An inert gas atomization method can be used to produce the substantially spherical shaped filler particles for practice of the invention. For example, the aforementioned bisphenol A (BPA) is heated to a liquid at 350 degrees F. for atomization by room temperature argon gas at a pressure of 240 psi using 30-45 cubic feet per minute argon for 100 pounds per hour of liquid resin. The liquid resin is discharged from a nozzle 1 having a resin discharge orifice 1a with a diameter of 1/8 inch and atomized by twenty (20) argon gas jets discharged from individual argon gas discharge orifices 2 each having a diameter of 0.030 inch and receiving argon from a gas manifold 3 communicated to a source of argon, FIG. 6. The argon gas discharge orifices 2 of the atomizer are disposed in a circle equally spaced apart about the resin discharge orifice 1a and axially spaced from it by a distance of about 0.125 inch, the gas jets being oriented at 45 degree angle to the longitudinal axis of nozzle 1 to form a spray of atomized droplets that are collected in a bin B, which is essentially purged of air over time by the argon atomizing gas, and that solidify as substantially spherical particles. The atomized generally spherical filler particles are collected and passed through a 120 mesh screen for blending or mixing with the pattern material. The invention is not limited to producing the generally spherical resin particles by inert gas atomization in the manner described since the substantially spherical filler particulates can be produced by other methods such as including, but not limited to, centrifugal atomization, water and steam atomization, and emulsification processes.
The substantially spherical resin particulates, FIG. 2, contrast to the typical acicular and fibrous type filler particles heretofore used and produced by grinding FIG. 1.
The filler particles may be present in the pattern material in amounts ranging from about 20 weight % to about 40 weight % of the total pattern material, although 35 to 40 weight % is preferred.

# [Tasks to complete]
a) In the listing, rewrite the stretch from "company-name: NEEFT [88,87,138,104]" through "annuaire-link[interactable]: Voir sur", changing "pencil-icon" to "pen-icon" and leaving everything else as it is.
b) Extend the passage on spherical filler particles in pattern material, picking up right after its final sentence.

# [Data for processing]

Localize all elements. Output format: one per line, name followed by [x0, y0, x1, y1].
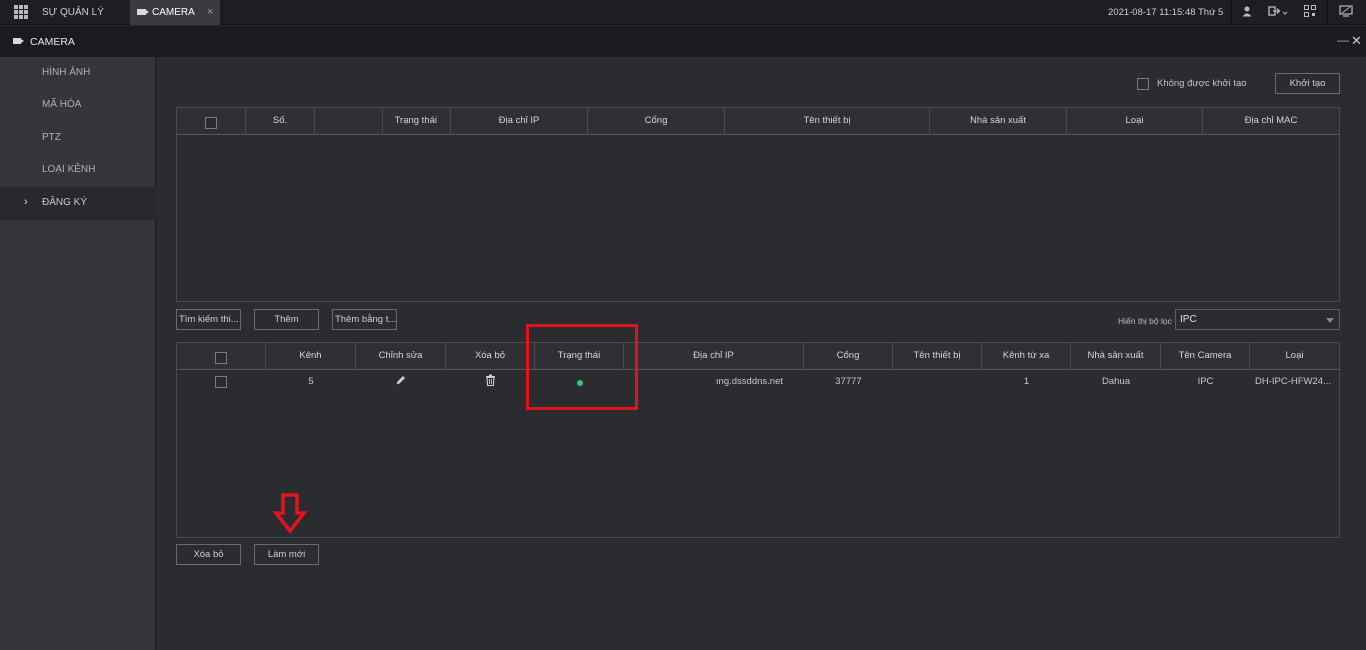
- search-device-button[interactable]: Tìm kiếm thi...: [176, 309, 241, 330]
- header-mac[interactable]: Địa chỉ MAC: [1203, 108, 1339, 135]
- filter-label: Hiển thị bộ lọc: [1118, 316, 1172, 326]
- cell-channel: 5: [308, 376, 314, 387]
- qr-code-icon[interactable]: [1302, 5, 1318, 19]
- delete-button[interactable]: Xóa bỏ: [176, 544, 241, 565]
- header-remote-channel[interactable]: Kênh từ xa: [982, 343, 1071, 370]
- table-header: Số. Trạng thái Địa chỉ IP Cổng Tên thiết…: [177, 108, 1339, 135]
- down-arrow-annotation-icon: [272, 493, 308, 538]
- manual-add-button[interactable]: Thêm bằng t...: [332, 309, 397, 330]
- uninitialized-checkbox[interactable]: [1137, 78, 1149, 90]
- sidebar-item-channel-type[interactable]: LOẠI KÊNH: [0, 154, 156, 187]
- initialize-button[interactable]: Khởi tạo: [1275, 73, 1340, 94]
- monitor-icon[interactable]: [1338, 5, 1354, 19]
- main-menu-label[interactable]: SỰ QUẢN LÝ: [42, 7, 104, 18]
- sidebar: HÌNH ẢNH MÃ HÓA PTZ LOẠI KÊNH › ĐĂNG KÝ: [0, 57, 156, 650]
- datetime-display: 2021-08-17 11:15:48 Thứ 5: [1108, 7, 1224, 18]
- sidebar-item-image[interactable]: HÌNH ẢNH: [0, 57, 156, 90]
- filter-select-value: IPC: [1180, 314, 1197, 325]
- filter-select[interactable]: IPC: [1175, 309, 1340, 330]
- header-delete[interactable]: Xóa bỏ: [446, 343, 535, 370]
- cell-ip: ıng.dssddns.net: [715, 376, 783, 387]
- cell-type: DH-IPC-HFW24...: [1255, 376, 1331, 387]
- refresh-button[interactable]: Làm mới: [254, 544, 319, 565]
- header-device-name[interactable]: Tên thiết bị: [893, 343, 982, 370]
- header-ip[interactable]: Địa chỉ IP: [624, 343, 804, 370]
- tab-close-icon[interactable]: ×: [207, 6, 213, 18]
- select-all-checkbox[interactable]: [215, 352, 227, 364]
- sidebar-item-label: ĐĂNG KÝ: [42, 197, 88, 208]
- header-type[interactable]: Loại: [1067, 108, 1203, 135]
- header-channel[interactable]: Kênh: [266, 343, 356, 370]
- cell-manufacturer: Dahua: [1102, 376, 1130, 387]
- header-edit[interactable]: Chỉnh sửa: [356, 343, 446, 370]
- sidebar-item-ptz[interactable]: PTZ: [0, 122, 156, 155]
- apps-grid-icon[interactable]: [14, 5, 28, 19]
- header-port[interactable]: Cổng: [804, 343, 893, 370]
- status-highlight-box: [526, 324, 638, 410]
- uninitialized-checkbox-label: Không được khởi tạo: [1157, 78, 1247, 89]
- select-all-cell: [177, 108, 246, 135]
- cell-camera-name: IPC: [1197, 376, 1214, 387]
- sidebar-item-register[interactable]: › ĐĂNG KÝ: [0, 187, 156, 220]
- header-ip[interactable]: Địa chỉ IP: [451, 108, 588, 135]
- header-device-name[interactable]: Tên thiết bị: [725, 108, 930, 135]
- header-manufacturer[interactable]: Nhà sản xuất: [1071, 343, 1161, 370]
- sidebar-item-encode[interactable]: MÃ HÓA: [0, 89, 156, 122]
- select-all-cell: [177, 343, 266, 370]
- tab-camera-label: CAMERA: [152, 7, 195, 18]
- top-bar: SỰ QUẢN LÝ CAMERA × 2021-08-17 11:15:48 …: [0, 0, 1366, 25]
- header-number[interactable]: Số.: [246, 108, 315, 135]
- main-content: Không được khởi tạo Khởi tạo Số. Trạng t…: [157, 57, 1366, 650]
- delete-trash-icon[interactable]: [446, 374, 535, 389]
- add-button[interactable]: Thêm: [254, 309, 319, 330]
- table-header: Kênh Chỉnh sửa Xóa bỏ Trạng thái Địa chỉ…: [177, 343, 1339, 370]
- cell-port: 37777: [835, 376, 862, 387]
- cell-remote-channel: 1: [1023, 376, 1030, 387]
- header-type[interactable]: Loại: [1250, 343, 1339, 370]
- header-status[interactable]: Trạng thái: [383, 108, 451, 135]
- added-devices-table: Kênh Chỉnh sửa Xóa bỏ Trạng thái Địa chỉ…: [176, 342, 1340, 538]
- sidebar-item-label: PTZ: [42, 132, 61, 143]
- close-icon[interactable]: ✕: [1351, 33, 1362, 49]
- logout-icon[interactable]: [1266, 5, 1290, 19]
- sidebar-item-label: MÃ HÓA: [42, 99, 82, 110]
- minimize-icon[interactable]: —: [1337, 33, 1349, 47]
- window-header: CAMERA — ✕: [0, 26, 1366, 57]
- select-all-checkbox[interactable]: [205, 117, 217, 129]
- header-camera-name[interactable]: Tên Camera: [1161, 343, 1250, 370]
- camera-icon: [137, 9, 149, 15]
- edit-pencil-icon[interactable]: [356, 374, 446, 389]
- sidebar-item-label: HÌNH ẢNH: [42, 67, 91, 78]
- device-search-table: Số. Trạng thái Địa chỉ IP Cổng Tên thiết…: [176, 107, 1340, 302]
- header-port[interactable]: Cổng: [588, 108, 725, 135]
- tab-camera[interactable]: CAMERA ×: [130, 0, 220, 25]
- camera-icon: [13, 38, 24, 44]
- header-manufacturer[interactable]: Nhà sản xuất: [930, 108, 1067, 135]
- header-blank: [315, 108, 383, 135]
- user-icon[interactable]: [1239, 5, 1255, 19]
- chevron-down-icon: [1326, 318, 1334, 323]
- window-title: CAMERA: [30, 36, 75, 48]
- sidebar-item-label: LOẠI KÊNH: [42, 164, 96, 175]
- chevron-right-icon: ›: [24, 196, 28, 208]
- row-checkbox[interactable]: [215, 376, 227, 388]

---

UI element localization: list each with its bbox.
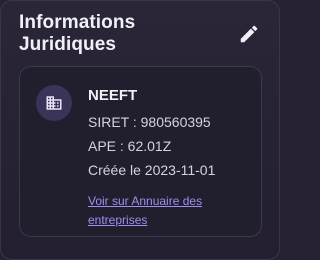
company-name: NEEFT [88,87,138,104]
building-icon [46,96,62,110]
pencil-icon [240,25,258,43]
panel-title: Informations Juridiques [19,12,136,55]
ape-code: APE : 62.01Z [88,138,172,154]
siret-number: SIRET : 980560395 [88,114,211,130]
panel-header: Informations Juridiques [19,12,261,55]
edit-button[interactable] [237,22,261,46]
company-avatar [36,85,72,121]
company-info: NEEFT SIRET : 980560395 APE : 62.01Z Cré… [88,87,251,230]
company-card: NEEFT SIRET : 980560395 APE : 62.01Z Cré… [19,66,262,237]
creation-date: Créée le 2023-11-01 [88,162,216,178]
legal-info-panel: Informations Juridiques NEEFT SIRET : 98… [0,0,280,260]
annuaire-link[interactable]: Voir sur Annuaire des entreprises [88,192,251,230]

# [Solved problems]
a)
company-name: NEEFT [88,87,138,104]
building-icon [46,96,62,110]
pen-icon [240,25,258,43]
panel-title: Informations Juridiques [19,12,136,55]
ape-code: APE : 62.01Z [88,138,172,154]
siret-number: SIRET : 980560395 [88,114,211,130]
panel-header: Informations Juridiques [19,12,261,55]
edit-button[interactable] [237,22,261,46]
company-avatar [36,85,72,121]
company-info: NEEFT SIRET : 980560395 APE : 62.01Z Cré… [88,87,251,230]
company-card: NEEFT SIRET : 980560395 APE : 62.01Z Cré… [19,66,262,237]
creation-date: Créée le 2023-11-01 [88,162,216,178]
legal-info-panel: Informations Juridiques NEEFT SIRET : 98… [0,0,280,260]
annuaire-link[interactable]: Voir sur Annuaire des entreprises [88,192,251,230]

b)
The aforementioned pattern components or constituents are blended together by mechanical mixing to yield a pattern material having the spherical solid filler particulates uniformly distributed in the matrix constituents. The resulting pattern material has a viscosity of about 200 cps to about 2000 cps (centipoise) suitable for injection under pressure into a conventional pattern die cavity.
The blended pattern material typically is injected into a metal pattern die cavity having the exact pattern shape (of the article to be cast) in the pressure range of 35 to 300 psi which is low enough to avoid breaking or cracking a ceramic core which may be present in the pattern die cavity to form a pattern/core pattern assembly for making hollow castings. For making solid airfoil components, these injection pressures are high enough to fill fine part features to be ultimately cast in the component. In particular, the ceramic core may be a relatively thin cross-section silica, alumina or other core of the type typically used in the casting of hollow gas turbine engine blades or vanes having as-cast internal cooling air passages. Such thin ceramic cores have experienced breakage or cracking in the past using the higher injection pressures needed for prior pattern materials having acicular solid filler particulates.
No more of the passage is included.